### Source data
((
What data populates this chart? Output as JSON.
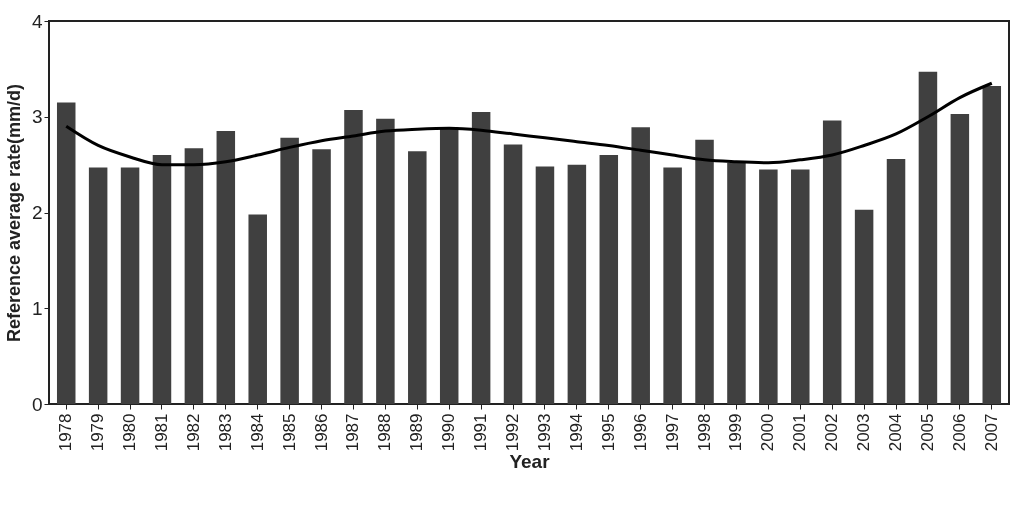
{
  "chart_data": {
    "type": "bar",
    "xlabel": "Year",
    "ylabel": "Reference average rate(mm/d)",
    "categories": [
      "1978",
      "1979",
      "1980",
      "1981",
      "1982",
      "1983",
      "1984",
      "1985",
      "1986",
      "1987",
      "1988",
      "1989",
      "1990",
      "1991",
      "1992",
      "1993",
      "1994",
      "1995",
      "1996",
      "1997",
      "1998",
      "1999",
      "2000",
      "2001",
      "2002",
      "2003",
      "2004",
      "2005",
      "2006",
      "2007"
    ],
    "series": [
      {
        "color": "#404040",
        "values": [
          3.15,
          2.47,
          2.47,
          2.6,
          2.67,
          2.85,
          1.98,
          2.78,
          2.66,
          3.07,
          2.98,
          2.64,
          2.89,
          3.05,
          2.71,
          2.48,
          2.5,
          2.6,
          2.89,
          2.47,
          2.76,
          2.52,
          2.45,
          2.45,
          2.96,
          2.03,
          2.56,
          3.47,
          3.03,
          3.32
        ]
      },
      {
        "type": "line",
        "color": "#000000",
        "values": [
          2.9,
          2.7,
          2.58,
          2.5,
          2.5,
          2.53,
          2.6,
          2.68,
          2.75,
          2.8,
          2.85,
          2.87,
          2.88,
          2.86,
          2.82,
          2.78,
          2.74,
          2.7,
          2.65,
          2.6,
          2.55,
          2.53,
          2.52,
          2.55,
          2.6,
          2.7,
          2.82,
          3.0,
          3.2,
          3.35
        ]
      }
    ],
    "ylim": [
      0,
      4
    ],
    "yticks": [
      0,
      1,
      2,
      3,
      4
    ]
  }
}
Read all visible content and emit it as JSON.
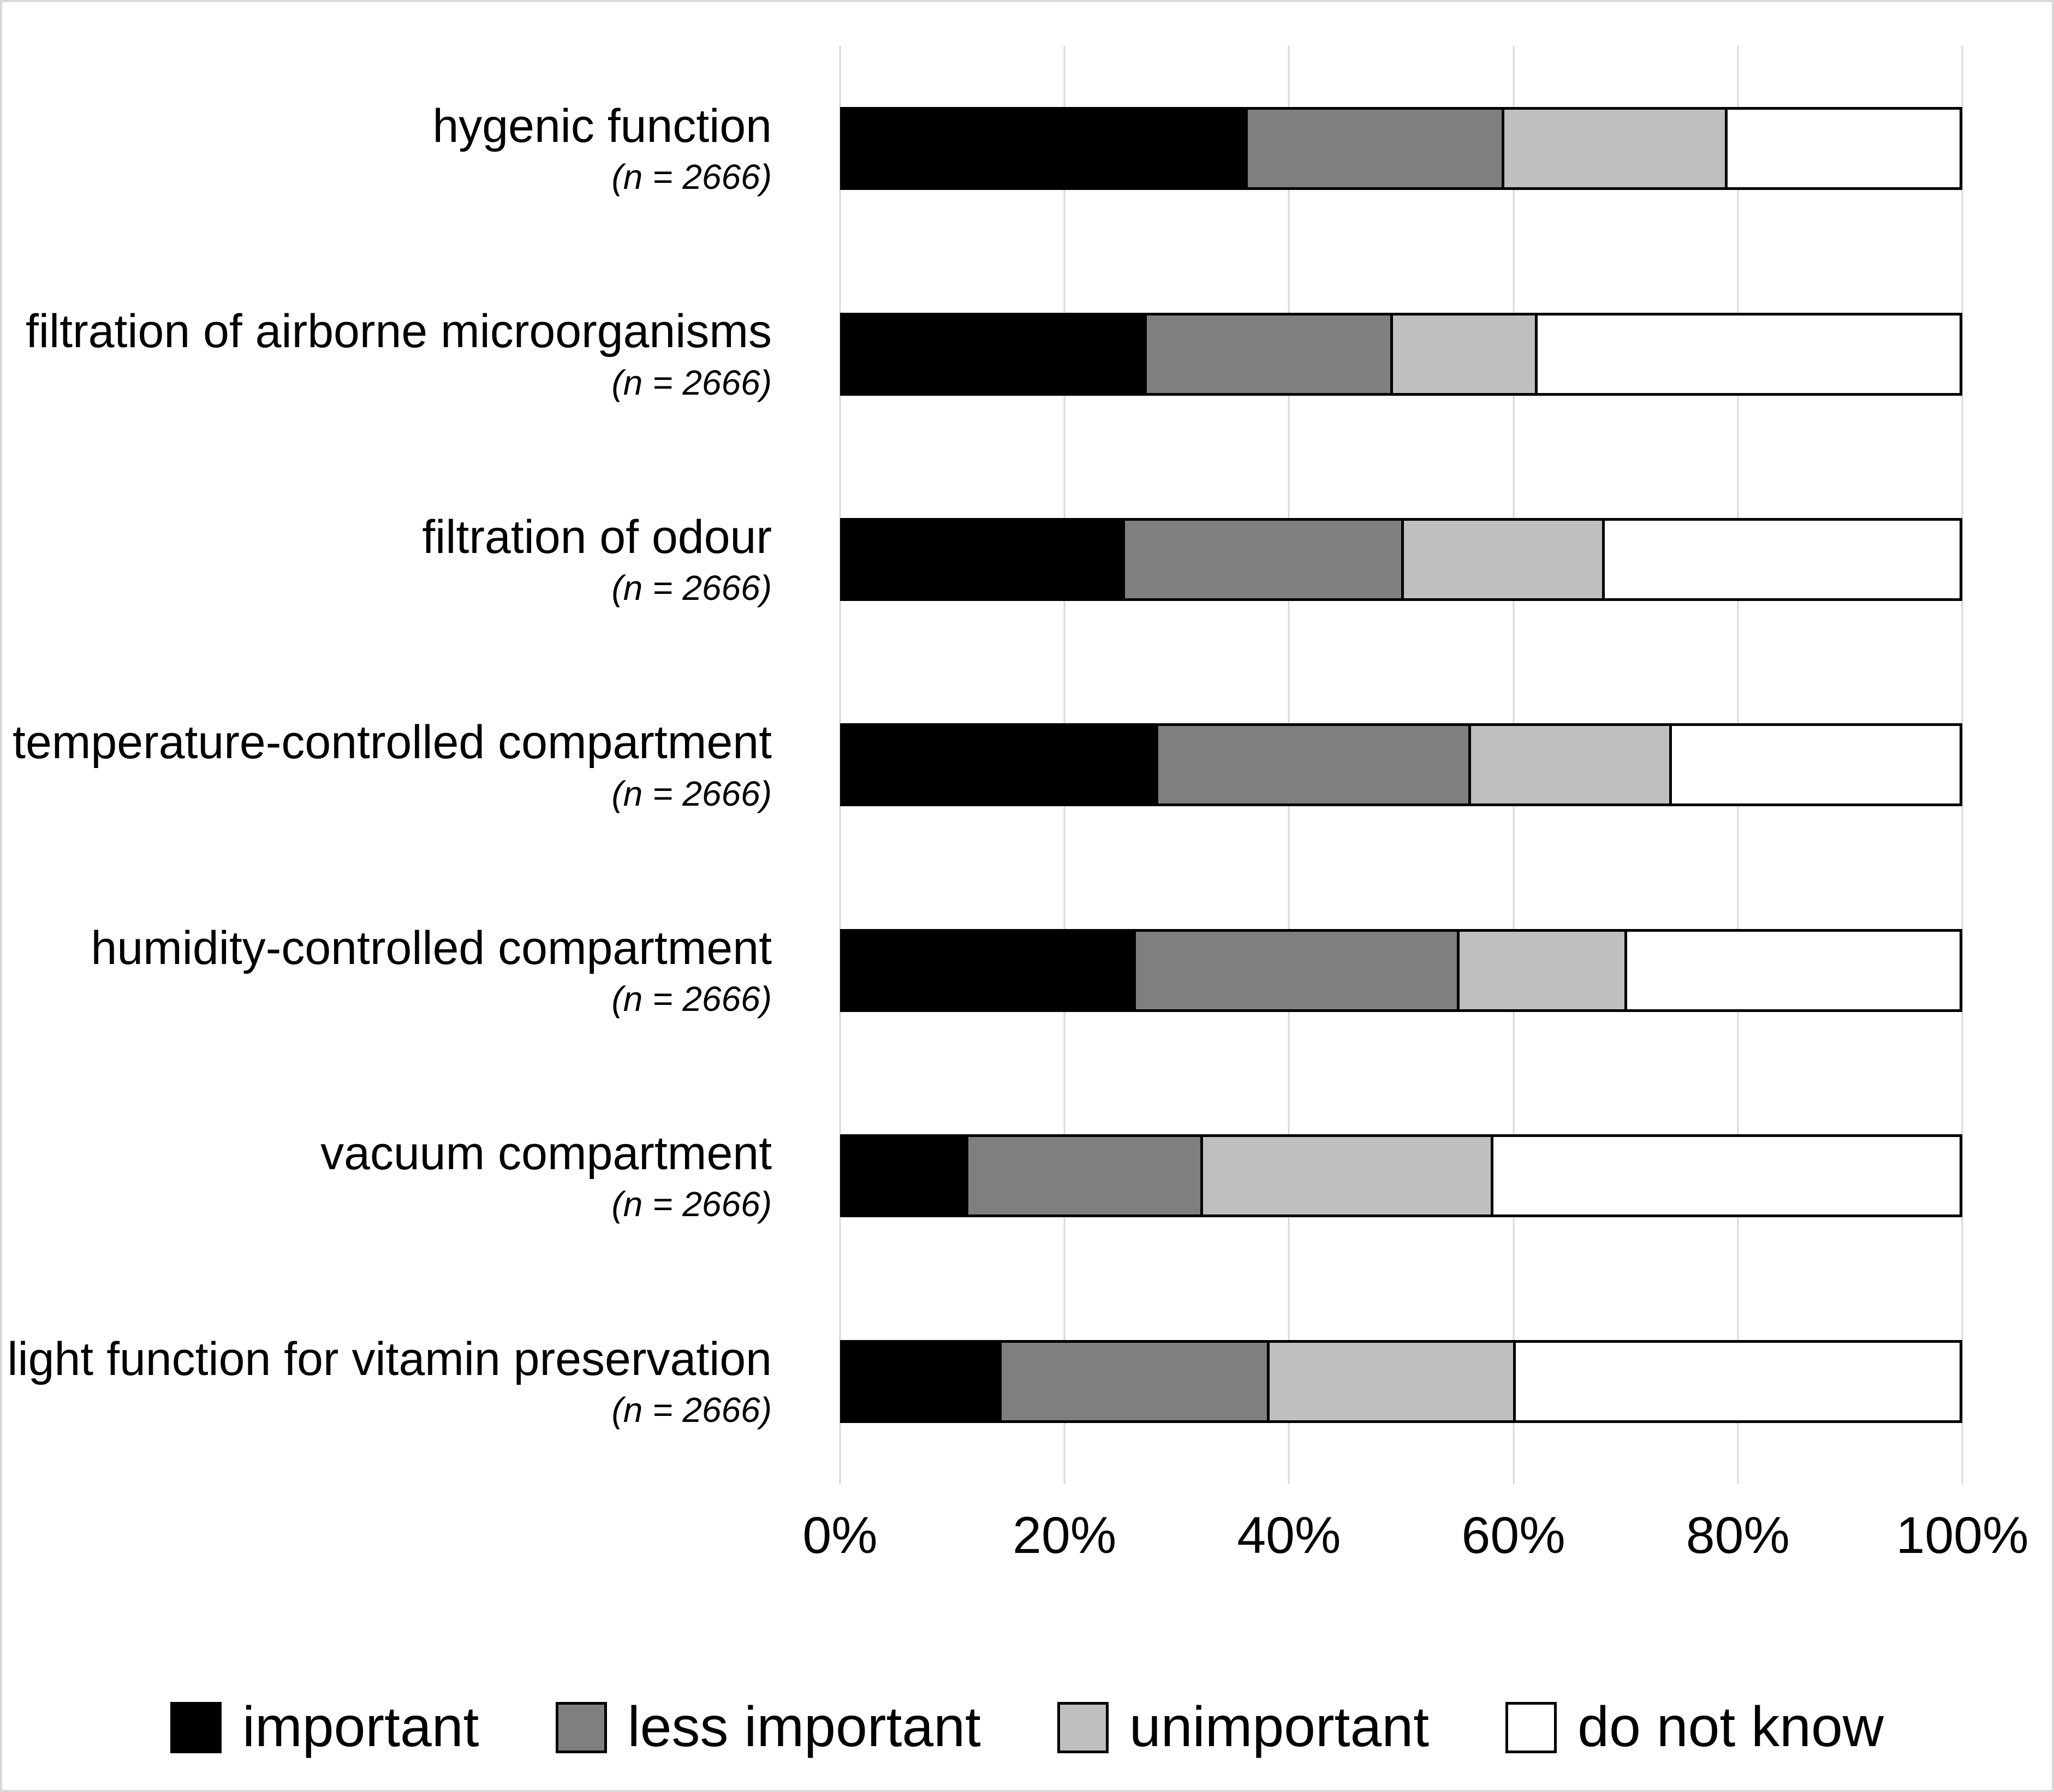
{
  "figure": {
    "background": "#ffffff",
    "frame_color": "#d9d9d9"
  },
  "chart_data": {
    "type": "bar",
    "orientation": "horizontal",
    "stacked": true,
    "units": "percent",
    "title": "",
    "xlabel": "",
    "ylabel": "",
    "xlim": [
      0,
      100
    ],
    "x_ticks": [
      "0%",
      "20%",
      "40%",
      "60%",
      "80%",
      "100%"
    ],
    "x_tick_positions": [
      0,
      20,
      40,
      60,
      80,
      100
    ],
    "grid": true,
    "gridline_color": "#d9d9d9",
    "bar_border_color": "#000000",
    "legend_position": "bottom",
    "categories": [
      {
        "label": "hygenic function",
        "n_label": "(n = 2666)"
      },
      {
        "label": "filtration of airborne microorganisms",
        "n_label": "(n = 2666)"
      },
      {
        "label": "filtration of odour",
        "n_label": "(n = 2666)"
      },
      {
        "label": "temperature-controlled compartment",
        "n_label": "(n = 2666)"
      },
      {
        "label": "humidity-controlled compartment",
        "n_label": "(n = 2666)"
      },
      {
        "label": "vacuum compartment",
        "n_label": "(n = 2666)"
      },
      {
        "label": "light function for vitamin preservation",
        "n_label": "(n = 2666)"
      }
    ],
    "series": [
      {
        "name": "important",
        "color": "#000000",
        "values": [
          36,
          27,
          25,
          28,
          26,
          11,
          14
        ]
      },
      {
        "name": "less important",
        "color": "#7f7f7f",
        "values": [
          23,
          22,
          25,
          28,
          29,
          21,
          24
        ]
      },
      {
        "name": "unimportant",
        "color": "#bfbfbf",
        "values": [
          20,
          13,
          18,
          18,
          15,
          26,
          22
        ]
      },
      {
        "name": "do not know",
        "color": "#ffffff",
        "values": [
          21,
          38,
          32,
          26,
          30,
          42,
          40
        ]
      }
    ]
  }
}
))
### What you should do
Return every line of the records exactly as given, pictures excluded.

### Worked answer
What data populates this chart? Output as JSON.
{
  "chart_data": {
    "type": "bar",
    "xlabel": "Year",
    "ylabel": "Reference average rate(mm/d)",
    "categories": [
      "1978",
      "1979",
      "1980",
      "1981",
      "1982",
      "1983",
      "1984",
      "1985",
      "1986",
      "1987",
      "1988",
      "1989",
      "1990",
      "1991",
      "1992",
      "1993",
      "1994",
      "1995",
      "1996",
      "1997",
      "1998",
      "1999",
      "2000",
      "2001",
      "2002",
      "2003",
      "2004",
      "2005",
      "2006",
      "2007"
    ],
    "series": [
      {
        "color": "#404040",
        "values": [
          3.15,
          2.47,
          2.47,
          2.6,
          2.67,
          2.85,
          1.98,
          2.78,
          2.66,
          3.07,
          2.98,
          2.64,
          2.89,
          3.05,
          2.71,
          2.48,
          2.5,
          2.6,
          2.89,
          2.47,
          2.76,
          2.52,
          2.45,
          2.45,
          2.96,
          2.03,
          2.56,
          3.47,
          3.03,
          3.32
        ]
      },
      {
        "type": "line",
        "color": "#000000",
        "values": [
          2.9,
          2.7,
          2.58,
          2.5,
          2.5,
          2.53,
          2.6,
          2.68,
          2.75,
          2.8,
          2.85,
          2.87,
          2.88,
          2.86,
          2.82,
          2.78,
          2.74,
          2.7,
          2.65,
          2.6,
          2.55,
          2.53,
          2.52,
          2.55,
          2.6,
          2.7,
          2.82,
          3.0,
          3.2,
          3.35
        ]
      }
    ],
    "ylim": [
      0,
      4
    ],
    "yticks": [
      0,
      1,
      2,
      3,
      4
    ]
  }
}
Read all visible content and emit it as JSON.
{
  "figure": {
    "background": "#ffffff",
    "frame_color": "#d9d9d9"
  },
  "chart_data": {
    "type": "bar",
    "orientation": "horizontal",
    "stacked": true,
    "units": "percent",
    "title": "",
    "xlabel": "",
    "ylabel": "",
    "xlim": [
      0,
      100
    ],
    "x_ticks": [
      "0%",
      "20%",
      "40%",
      "60%",
      "80%",
      "100%"
    ],
    "x_tick_positions": [
      0,
      20,
      40,
      60,
      80,
      100
    ],
    "grid": true,
    "gridline_color": "#d9d9d9",
    "bar_border_color": "#000000",
    "legend_position": "bottom",
    "categories": [
      {
        "label": "hygenic function",
        "n_label": "(n = 2666)"
      },
      {
        "label": "filtration of airborne microorganisms",
        "n_label": "(n = 2666)"
      },
      {
        "label": "filtration of odour",
        "n_label": "(n = 2666)"
      },
      {
        "label": "temperature-controlled compartment",
        "n_label": "(n = 2666)"
      },
      {
        "label": "humidity-controlled compartment",
        "n_label": "(n = 2666)"
      },
      {
        "label": "vacuum compartment",
        "n_label": "(n = 2666)"
      },
      {
        "label": "light function for vitamin preservation",
        "n_label": "(n = 2666)"
      }
    ],
    "series": [
      {
        "name": "important",
        "color": "#000000",
        "values": [
          36,
          27,
          25,
          28,
          26,
          11,
          14
        ]
      },
      {
        "name": "less important",
        "color": "#7f7f7f",
        "values": [
          23,
          22,
          25,
          28,
          29,
          21,
          24
        ]
      },
      {
        "name": "unimportant",
        "color": "#bfbfbf",
        "values": [
          20,
          13,
          18,
          18,
          15,
          26,
          22
        ]
      },
      {
        "name": "do not know",
        "color": "#ffffff",
        "values": [
          21,
          38,
          32,
          26,
          30,
          42,
          40
        ]
      }
    ]
  }
}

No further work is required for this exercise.